begin
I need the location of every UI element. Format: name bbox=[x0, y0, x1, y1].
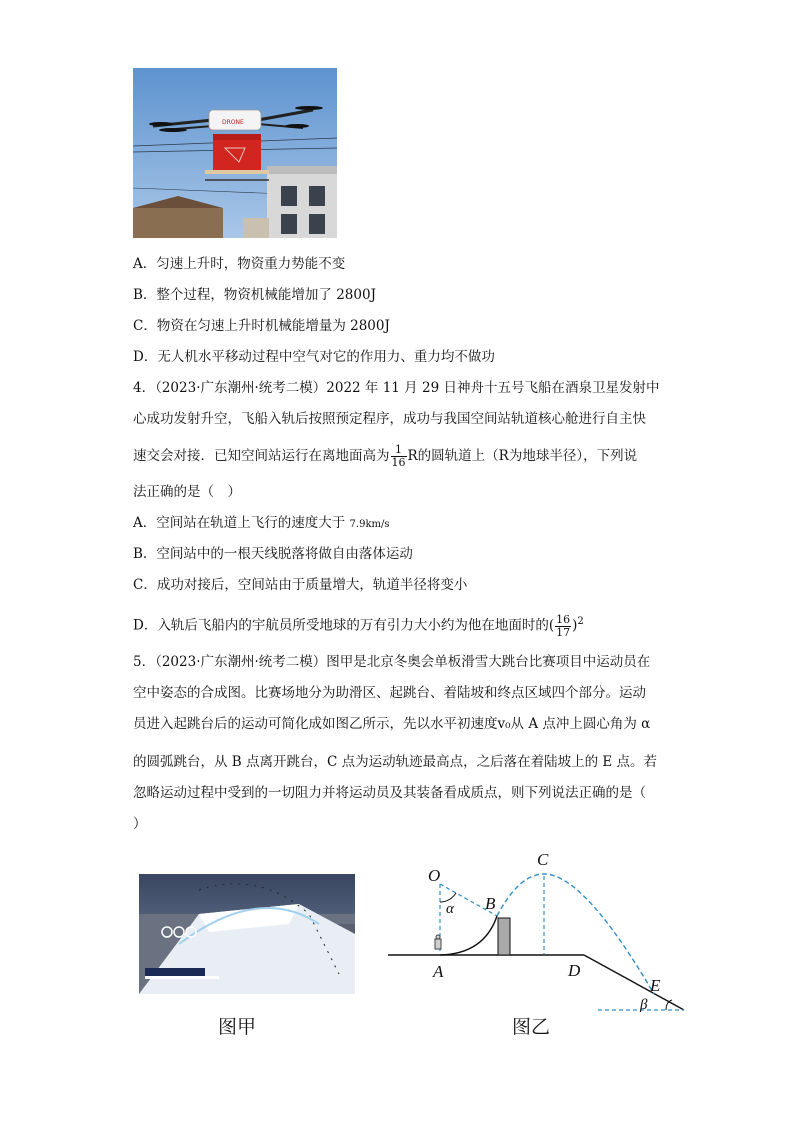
label-b: B bbox=[485, 894, 496, 913]
q4-stem-line4: 法正确的是（ ） bbox=[133, 484, 241, 500]
q4-option-d-fraction bbox=[555, 614, 571, 639]
q4-option-d-close: ) bbox=[572, 617, 578, 634]
figure-yi-caption: 图乙 bbox=[512, 1016, 551, 1038]
label-a: A bbox=[433, 962, 444, 981]
q4-stem-line2: 心成功发射升空，飞船入轨后按照预定程序，成功与我国空间站轨道核心舱进行自主快 bbox=[133, 411, 646, 427]
label-alpha: α bbox=[446, 901, 454, 917]
q5-stem-line5: 忽略运动过程中受到的一切阻力并将运动员及其装备看成质点，则下列说法正确的是（ bbox=[133, 785, 646, 801]
q4-line3-post: R的圆轨道上（R为地球半径），下列说 bbox=[407, 448, 638, 464]
q4-option-d-exponent: 2 bbox=[577, 616, 584, 627]
figure-jia-caption: 图甲 bbox=[218, 1016, 257, 1038]
q5-stem-line2: 空中姿态的合成图。比赛场地分为助滑区、起跳台、着陆坡和终点区域四个部分。运动 bbox=[133, 685, 646, 701]
q4-option-d-text: D．入轨后飞船内的宇航员所受地球的万有引力大小约为他在地面时的( bbox=[133, 617, 555, 634]
q4-option-d bbox=[133, 608, 584, 640]
q4-option-d-den: 17 bbox=[556, 625, 571, 639]
figure-yi-svg bbox=[384, 846, 688, 1016]
label-o: O bbox=[428, 866, 441, 885]
q4-option-a-value: 7.9km/s bbox=[349, 519, 390, 530]
athlete-icon bbox=[435, 935, 441, 949]
drone-photo-image bbox=[133, 68, 337, 238]
q4-line3-pre: 速交会对接．已知空间站运行在离地面高为 bbox=[133, 448, 390, 464]
label-beta: β bbox=[640, 997, 648, 1013]
q4-fraction bbox=[391, 444, 407, 469]
q4-option-d-num: 16 bbox=[556, 612, 571, 626]
arc-ab bbox=[440, 916, 497, 955]
q5-stem-line3: 员进入起跳台后的运动可简化成如图乙所示，先以水平初速度v₀从 A 点冲上圆心角为 α bbox=[133, 716, 651, 732]
q3-option-a: A．匀速上升时，物资重力势能不变 bbox=[133, 256, 346, 272]
q4-option-a bbox=[133, 513, 390, 535]
drone-photo bbox=[133, 68, 337, 238]
q4-stem-line1: 4．（2023·广东潮州·统考二模）2022 年 11 月 29 日神舟十五号飞船在酒泉卫星发射中 bbox=[133, 380, 660, 396]
beta-arc bbox=[666, 1000, 672, 1010]
label-e: E bbox=[650, 976, 661, 995]
q4-option-a-text: A．空间站在轨道上飞行的速度大于 bbox=[133, 515, 346, 531]
q4-stem-line3 bbox=[133, 444, 637, 469]
label-d: D bbox=[568, 961, 581, 980]
q3-option-b: B．整个过程，物资机械能增加了 2800J bbox=[133, 287, 376, 303]
q4-fraction-den: 16 bbox=[391, 456, 406, 469]
q4-fraction-num: 1 bbox=[391, 444, 407, 457]
figure-jia-photo bbox=[139, 874, 355, 994]
q4-option-c: C．成功对接后，空间站由于质量增大，轨道半径将变小 bbox=[133, 577, 468, 593]
label-c: C bbox=[537, 850, 549, 869]
figure-yi-diagram bbox=[384, 846, 688, 1016]
q5-stem-line6: ） bbox=[133, 816, 147, 832]
q4-option-b: B．空间站中的一根天线脱落将做自由落体运动 bbox=[133, 546, 413, 562]
q3-option-c: C．物资在匀速上升时机械能增量为 2800J bbox=[133, 318, 390, 334]
q3-option-d: D．无人机水平移动过程中空气对它的作用力、重力均不做功 bbox=[133, 349, 495, 365]
jump-platform bbox=[498, 918, 510, 955]
figure-jia-image bbox=[139, 874, 355, 994]
q5-stem-line1: 5．（2023·广东潮州·统考二模）图甲是北京冬奥会单板滑雪大跳台比赛项目中运动员在 bbox=[133, 654, 651, 670]
drone-logo-text: DRONE bbox=[222, 119, 244, 126]
q5-stem-line4: 的圆弧跳台，从 B 点离开跳台，C 点为运动轨迹最高点，之后落在着陆坡上的 E 点。若 bbox=[133, 754, 658, 770]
end
Extract every line of the listing above verbatim, omitting the picture.

I need the location of every UI element. Format: name bbox=[x0, y0, x1, y1].
label-b: B bbox=[485, 894, 496, 913]
q4-stem-line4: 法正确的是（ ） bbox=[133, 484, 241, 500]
q4-option-d-fraction bbox=[555, 614, 571, 639]
q4-option-d-close: ) bbox=[572, 617, 578, 634]
figure-yi-caption: 图乙 bbox=[512, 1016, 551, 1038]
label-a: A bbox=[433, 962, 444, 981]
q4-stem-line2: 心成功发射升空，飞船入轨后按照预定程序，成功与我国空间站轨道核心舱进行自主快 bbox=[133, 411, 646, 427]
label-alpha: α bbox=[446, 901, 454, 917]
q5-stem-line5: 忽略运动过程中受到的一切阻力并将运动员及其装备看成质点，则下列说法正确的是（ bbox=[133, 785, 646, 801]
q4-line3-post: R的圆轨道上（R为地球半径），下列说 bbox=[407, 448, 638, 464]
q4-option-d-exponent: 2 bbox=[577, 616, 584, 627]
figure-jia-caption: 图甲 bbox=[218, 1016, 257, 1038]
q5-stem-line2: 空中姿态的合成图。比赛场地分为助滑区、起跳台、着陆坡和终点区域四个部分。运动 bbox=[133, 685, 646, 701]
q4-option-d-text: D．入轨后飞船内的宇航员所受地球的万有引力大小约为他在地面时的( bbox=[133, 617, 555, 634]
q4-option-d bbox=[133, 608, 584, 640]
q4-option-d-den: 17 bbox=[556, 625, 571, 639]
figure-yi-svg bbox=[384, 846, 688, 1016]
label-o: O bbox=[428, 866, 441, 885]
q4-option-a-value: 7.9km/s bbox=[349, 519, 390, 530]
athlete-icon bbox=[435, 935, 441, 949]
drone-photo-image bbox=[133, 68, 337, 238]
q4-line3-pre: 速交会对接．已知空间站运行在离地面高为 bbox=[133, 448, 390, 464]
label-beta: β bbox=[640, 997, 648, 1013]
q4-fraction bbox=[391, 444, 407, 469]
q4-option-d-num: 16 bbox=[556, 612, 571, 626]
arc-ab bbox=[440, 916, 497, 955]
q5-stem-line3: 员进入起跳台后的运动可简化成如图乙所示，先以水平初速度v₀从 A 点冲上圆心角为 α bbox=[133, 716, 651, 732]
q3-option-a: A．匀速上升时，物资重力势能不变 bbox=[133, 256, 346, 272]
q4-option-a bbox=[133, 513, 390, 535]
drone-photo bbox=[133, 68, 337, 238]
q4-stem-line1: 4．（2023·广东潮州·统考二模）2022 年 11 月 29 日神舟十五号飞船在酒泉卫星发射中 bbox=[133, 380, 660, 396]
beta-arc bbox=[666, 1000, 672, 1010]
label-e: E bbox=[650, 976, 661, 995]
q4-option-a-text: A．空间站在轨道上飞行的速度大于 bbox=[133, 515, 346, 531]
q4-stem-line3 bbox=[133, 444, 637, 469]
label-d: D bbox=[568, 961, 581, 980]
q3-option-b: B．整个过程，物资机械能增加了 2800J bbox=[133, 287, 376, 303]
q4-fraction-den: 16 bbox=[391, 456, 406, 469]
q4-fraction-num: 1 bbox=[391, 444, 407, 457]
figure-jia-photo bbox=[139, 874, 355, 994]
q4-option-c: C．成功对接后，空间站由于质量增大，轨道半径将变小 bbox=[133, 577, 468, 593]
label-c: C bbox=[537, 850, 549, 869]
figure-yi-diagram bbox=[384, 846, 688, 1016]
q5-stem-line6: ） bbox=[133, 816, 147, 832]
q4-option-b: B．空间站中的一根天线脱落将做自由落体运动 bbox=[133, 546, 413, 562]
q3-option-c: C．物资在匀速上升时机械能增量为 2800J bbox=[133, 318, 390, 334]
q3-option-d: D．无人机水平移动过程中空气对它的作用力、重力均不做功 bbox=[133, 349, 495, 365]
jump-platform bbox=[498, 918, 510, 955]
figure-jia-image bbox=[139, 874, 355, 994]
q5-stem-line1: 5．（2023·广东潮州·统考二模）图甲是北京冬奥会单板滑雪大跳台比赛项目中运动员在 bbox=[133, 654, 651, 670]
drone-logo-text: DRONE bbox=[222, 119, 244, 126]
q5-stem-line4: 的圆弧跳台，从 B 点离开跳台，C 点为运动轨迹最高点，之后落在着陆坡上的 E 点。若 bbox=[133, 754, 658, 770]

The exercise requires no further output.